Task directions: How many lines in the entries below contain "удовольствие"? Answer with the number only.

═══ Available data ═══

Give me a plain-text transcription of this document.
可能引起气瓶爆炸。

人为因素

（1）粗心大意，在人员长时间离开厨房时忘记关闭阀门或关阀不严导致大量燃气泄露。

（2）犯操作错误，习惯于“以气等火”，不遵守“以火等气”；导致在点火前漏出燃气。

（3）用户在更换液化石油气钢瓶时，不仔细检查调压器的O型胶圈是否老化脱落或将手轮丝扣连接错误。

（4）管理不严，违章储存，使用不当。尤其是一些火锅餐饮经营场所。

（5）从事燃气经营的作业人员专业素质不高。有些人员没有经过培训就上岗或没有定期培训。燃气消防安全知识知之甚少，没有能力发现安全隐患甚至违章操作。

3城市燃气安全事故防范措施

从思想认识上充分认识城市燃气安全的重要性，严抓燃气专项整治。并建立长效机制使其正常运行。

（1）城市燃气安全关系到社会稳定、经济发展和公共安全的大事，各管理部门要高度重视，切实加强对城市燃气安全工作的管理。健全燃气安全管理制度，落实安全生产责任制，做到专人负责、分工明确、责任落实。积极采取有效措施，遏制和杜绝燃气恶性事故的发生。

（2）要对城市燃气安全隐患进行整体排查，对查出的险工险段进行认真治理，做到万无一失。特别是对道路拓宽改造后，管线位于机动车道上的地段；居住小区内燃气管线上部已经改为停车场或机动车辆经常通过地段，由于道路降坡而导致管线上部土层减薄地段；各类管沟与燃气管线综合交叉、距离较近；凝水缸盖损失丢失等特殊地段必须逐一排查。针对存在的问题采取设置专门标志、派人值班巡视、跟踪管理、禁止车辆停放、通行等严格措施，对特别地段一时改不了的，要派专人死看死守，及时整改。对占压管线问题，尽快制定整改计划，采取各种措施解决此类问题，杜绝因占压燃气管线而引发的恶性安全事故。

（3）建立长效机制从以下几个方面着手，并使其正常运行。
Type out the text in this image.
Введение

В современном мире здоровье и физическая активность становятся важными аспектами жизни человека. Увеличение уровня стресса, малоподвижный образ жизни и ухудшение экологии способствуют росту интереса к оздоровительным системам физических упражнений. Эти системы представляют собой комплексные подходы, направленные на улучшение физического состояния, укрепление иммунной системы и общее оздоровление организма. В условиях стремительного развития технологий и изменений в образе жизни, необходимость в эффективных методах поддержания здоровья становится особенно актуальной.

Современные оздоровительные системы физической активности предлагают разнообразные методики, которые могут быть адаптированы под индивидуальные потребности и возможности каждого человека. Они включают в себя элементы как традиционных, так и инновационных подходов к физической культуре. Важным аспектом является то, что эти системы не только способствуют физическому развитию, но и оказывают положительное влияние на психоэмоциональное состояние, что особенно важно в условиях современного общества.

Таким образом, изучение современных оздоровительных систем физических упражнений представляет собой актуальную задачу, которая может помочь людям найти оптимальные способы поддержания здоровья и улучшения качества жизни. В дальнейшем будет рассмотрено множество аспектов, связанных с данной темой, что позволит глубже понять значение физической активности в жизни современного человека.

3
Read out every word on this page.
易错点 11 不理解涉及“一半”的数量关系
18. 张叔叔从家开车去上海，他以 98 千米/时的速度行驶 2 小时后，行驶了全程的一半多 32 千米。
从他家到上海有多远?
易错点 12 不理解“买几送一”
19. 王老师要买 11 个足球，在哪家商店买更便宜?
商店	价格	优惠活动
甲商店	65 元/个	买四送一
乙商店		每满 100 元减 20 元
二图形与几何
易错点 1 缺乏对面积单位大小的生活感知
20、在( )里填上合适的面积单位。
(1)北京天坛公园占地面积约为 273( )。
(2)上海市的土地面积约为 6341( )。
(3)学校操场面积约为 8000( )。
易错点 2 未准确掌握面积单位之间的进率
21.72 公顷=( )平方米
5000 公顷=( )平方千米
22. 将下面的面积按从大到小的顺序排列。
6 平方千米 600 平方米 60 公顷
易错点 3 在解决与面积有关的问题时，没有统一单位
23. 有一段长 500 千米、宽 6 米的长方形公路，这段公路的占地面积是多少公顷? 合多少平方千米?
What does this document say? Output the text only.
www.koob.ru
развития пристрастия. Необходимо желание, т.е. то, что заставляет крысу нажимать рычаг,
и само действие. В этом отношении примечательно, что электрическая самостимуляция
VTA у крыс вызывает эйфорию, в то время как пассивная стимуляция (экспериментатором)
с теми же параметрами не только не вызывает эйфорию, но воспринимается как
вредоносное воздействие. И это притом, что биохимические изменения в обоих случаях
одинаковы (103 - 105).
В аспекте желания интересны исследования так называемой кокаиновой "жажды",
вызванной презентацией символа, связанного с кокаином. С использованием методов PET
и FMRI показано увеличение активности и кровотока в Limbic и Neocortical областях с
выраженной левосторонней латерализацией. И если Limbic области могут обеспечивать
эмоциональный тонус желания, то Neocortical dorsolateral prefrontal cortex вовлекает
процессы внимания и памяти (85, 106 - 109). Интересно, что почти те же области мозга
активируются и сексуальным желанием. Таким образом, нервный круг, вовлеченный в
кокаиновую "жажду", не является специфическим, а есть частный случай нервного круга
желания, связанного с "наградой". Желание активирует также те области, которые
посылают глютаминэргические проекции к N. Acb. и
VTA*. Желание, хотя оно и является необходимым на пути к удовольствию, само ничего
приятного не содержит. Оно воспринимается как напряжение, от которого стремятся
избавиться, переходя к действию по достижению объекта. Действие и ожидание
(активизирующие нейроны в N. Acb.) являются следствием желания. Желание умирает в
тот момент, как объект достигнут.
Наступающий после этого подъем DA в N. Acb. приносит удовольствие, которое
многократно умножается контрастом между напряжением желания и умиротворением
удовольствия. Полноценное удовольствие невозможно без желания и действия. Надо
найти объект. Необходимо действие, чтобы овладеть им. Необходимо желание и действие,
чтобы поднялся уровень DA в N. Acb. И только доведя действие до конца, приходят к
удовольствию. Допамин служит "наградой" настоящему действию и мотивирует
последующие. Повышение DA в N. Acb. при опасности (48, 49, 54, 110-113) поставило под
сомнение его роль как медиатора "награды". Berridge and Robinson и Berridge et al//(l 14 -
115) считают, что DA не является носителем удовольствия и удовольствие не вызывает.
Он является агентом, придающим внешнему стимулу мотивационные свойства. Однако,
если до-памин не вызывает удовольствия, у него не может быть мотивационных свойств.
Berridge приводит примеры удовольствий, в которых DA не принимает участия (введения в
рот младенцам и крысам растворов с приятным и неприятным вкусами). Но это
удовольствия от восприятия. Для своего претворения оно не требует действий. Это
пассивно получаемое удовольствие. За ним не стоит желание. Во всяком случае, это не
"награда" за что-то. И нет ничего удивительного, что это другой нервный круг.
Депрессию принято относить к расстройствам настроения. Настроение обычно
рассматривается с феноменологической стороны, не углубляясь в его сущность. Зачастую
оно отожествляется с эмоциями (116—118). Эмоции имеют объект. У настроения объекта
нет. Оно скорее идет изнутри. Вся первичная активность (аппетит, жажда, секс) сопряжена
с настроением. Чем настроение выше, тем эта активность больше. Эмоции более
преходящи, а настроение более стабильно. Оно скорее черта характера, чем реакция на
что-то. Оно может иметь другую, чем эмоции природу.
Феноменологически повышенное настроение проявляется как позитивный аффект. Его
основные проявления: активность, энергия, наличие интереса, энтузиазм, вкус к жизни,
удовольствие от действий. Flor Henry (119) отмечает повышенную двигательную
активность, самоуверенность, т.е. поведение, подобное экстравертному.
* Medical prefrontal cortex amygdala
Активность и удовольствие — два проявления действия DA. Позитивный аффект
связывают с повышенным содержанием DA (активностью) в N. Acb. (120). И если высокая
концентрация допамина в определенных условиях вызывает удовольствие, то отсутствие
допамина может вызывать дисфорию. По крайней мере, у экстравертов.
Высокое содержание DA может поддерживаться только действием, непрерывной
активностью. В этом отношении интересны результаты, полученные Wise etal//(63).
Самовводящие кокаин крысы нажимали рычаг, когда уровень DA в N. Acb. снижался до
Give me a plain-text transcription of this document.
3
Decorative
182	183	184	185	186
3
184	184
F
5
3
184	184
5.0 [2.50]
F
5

═══

Task output: 7